[Start EXTRACTED DATA]

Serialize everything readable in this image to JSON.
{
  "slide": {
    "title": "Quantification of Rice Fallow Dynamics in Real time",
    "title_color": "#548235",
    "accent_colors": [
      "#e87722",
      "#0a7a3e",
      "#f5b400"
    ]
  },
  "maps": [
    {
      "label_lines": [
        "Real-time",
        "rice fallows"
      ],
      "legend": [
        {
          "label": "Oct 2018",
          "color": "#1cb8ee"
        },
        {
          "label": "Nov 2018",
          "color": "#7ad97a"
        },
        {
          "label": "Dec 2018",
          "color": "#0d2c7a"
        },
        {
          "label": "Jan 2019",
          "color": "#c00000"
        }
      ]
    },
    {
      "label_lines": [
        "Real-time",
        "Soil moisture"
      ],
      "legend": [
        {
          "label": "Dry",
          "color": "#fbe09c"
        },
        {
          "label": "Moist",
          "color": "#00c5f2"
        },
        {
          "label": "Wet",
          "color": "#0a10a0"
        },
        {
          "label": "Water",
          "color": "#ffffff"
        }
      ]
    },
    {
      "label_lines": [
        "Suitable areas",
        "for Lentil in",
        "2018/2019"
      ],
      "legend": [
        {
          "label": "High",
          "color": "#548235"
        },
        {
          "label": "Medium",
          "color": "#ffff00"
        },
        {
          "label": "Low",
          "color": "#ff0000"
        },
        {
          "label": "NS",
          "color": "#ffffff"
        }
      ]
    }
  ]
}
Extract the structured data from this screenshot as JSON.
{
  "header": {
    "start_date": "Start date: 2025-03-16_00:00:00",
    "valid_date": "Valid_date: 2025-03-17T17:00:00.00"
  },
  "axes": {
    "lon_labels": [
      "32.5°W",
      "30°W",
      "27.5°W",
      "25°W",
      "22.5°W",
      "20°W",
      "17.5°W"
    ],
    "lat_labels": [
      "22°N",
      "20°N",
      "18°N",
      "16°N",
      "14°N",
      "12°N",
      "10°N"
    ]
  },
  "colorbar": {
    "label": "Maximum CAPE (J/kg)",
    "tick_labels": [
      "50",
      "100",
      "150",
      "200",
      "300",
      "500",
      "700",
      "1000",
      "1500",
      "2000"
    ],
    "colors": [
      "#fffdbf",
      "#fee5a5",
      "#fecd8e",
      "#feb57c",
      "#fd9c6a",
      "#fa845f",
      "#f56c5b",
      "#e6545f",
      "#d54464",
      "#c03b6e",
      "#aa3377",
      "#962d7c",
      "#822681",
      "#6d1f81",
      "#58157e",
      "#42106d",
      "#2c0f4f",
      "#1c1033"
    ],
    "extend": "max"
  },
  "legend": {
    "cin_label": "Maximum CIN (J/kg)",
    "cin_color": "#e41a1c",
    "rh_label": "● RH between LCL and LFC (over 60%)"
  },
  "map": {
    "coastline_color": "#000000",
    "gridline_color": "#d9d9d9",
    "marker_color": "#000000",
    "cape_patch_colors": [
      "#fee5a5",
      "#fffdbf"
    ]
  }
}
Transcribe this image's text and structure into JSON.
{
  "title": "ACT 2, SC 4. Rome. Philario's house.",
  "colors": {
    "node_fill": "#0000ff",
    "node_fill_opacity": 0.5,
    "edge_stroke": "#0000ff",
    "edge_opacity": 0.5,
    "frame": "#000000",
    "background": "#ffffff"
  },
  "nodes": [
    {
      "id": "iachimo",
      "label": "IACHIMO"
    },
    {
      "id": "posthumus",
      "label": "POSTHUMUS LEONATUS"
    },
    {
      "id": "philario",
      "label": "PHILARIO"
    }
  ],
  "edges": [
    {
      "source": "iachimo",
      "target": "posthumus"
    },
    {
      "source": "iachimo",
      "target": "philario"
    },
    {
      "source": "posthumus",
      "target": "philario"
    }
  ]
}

[End EXTRACTED DATA]

■ **WHAT IS ASKED**
Write out the data exactly as it stands.

■ **OUTPUT OF THE EXERCISE**
Serialize everything readable in this image to JSON.
{
  "slide": {
    "title": "Quantification of Rice Fallow Dynamics in Real time",
    "title_color": "#548235",
    "accent_colors": [
      "#e87722",
      "#0a7a3e",
      "#f5b400"
    ]
  },
  "maps": [
    {
      "label_lines": [
        "Real-time",
        "rice fallows"
      ],
      "legend": [
        {
          "label": "Oct 2018",
          "color": "#1cb8ee"
        },
        {
          "label": "Nov 2018",
          "color": "#7ad97a"
        },
        {
          "label": "Dec 2018",
          "color": "#0d2c7a"
        },
        {
          "label": "Jan 2019",
          "color": "#c00000"
        }
      ]
    },
    {
      "label_lines": [
        "Real-time",
        "Soil moisture"
      ],
      "legend": [
        {
          "label": "Dry",
          "color": "#fbe09c"
        },
        {
          "label": "Moist",
          "color": "#00c5f2"
        },
        {
          "label": "Wet",
          "color": "#0a10a0"
        },
        {
          "label": "Water",
          "color": "#ffffff"
        }
      ]
    },
    {
      "label_lines": [
        "Suitable areas",
        "for Lentil in",
        "2018/2019"
      ],
      "legend": [
        {
          "label": "High",
          "color": "#548235"
        },
        {
          "label": "Medium",
          "color": "#ffff00"
        },
        {
          "label": "Low",
          "color": "#ff0000"
        },
        {
          "label": "NS",
          "color": "#ffffff"
        }
      ]
    }
  ]
}
Extract the structured data from this screenshot as JSON.
{
  "header": {
    "start_date": "Start date: 2025-03-16_00:00:00",
    "valid_date": "Valid_date: 2025-03-17T17:00:00.00"
  },
  "axes": {
    "lon_labels": [
      "32.5°W",
      "30°W",
      "27.5°W",
      "25°W",
      "22.5°W",
      "20°W",
      "17.5°W"
    ],
    "lat_labels": [
      "22°N",
      "20°N",
      "18°N",
      "16°N",
      "14°N",
      "12°N",
      "10°N"
    ]
  },
  "colorbar": {
    "label": "Maximum CAPE (J/kg)",
    "tick_labels": [
      "50",
      "100",
      "150",
      "200",
      "300",
      "500",
      "700",
      "1000",
      "1500",
      "2000"
    ],
    "colors": [
      "#fffdbf",
      "#fee5a5",
      "#fecd8e",
      "#feb57c",
      "#fd9c6a",
      "#fa845f",
      "#f56c5b",
      "#e6545f",
      "#d54464",
      "#c03b6e",
      "#aa3377",
      "#962d7c",
      "#822681",
      "#6d1f81",
      "#58157e",
      "#42106d",
      "#2c0f4f",
      "#1c1033"
    ],
    "extend": "max"
  },
  "legend": {
    "cin_label": "Maximum CIN (J/kg)",
    "cin_color": "#e41a1c",
    "rh_label": "● RH between LCL and LFC (over 60%)"
  },
  "map": {
    "coastline_color": "#000000",
    "gridline_color": "#d9d9d9",
    "marker_color": "#000000",
    "cape_patch_colors": [
      "#fee5a5",
      "#fffdbf"
    ]
  }
}
Transcribe this image's text and structure into JSON.
{
  "title": "ACT 2, SC 4. Rome. Philario's house.",
  "colors": {
    "node_fill": "#0000ff",
    "node_fill_opacity": 0.5,
    "edge_stroke": "#0000ff",
    "edge_opacity": 0.5,
    "frame": "#000000",
    "background": "#ffffff"
  },
  "nodes": [
    {
      "id": "iachimo",
      "label": "IACHIMO"
    },
    {
      "id": "posthumus",
      "label": "POSTHUMUS LEONATUS"
    },
    {
      "id": "philario",
      "label": "PHILARIO"
    }
  ],
  "edges": [
    {
      "source": "iachimo",
      "target": "posthumus"
    },
    {
      "source": "iachimo",
      "target": "philario"
    },
    {
      "source": "posthumus",
      "target": "philario"
    }
  ]
}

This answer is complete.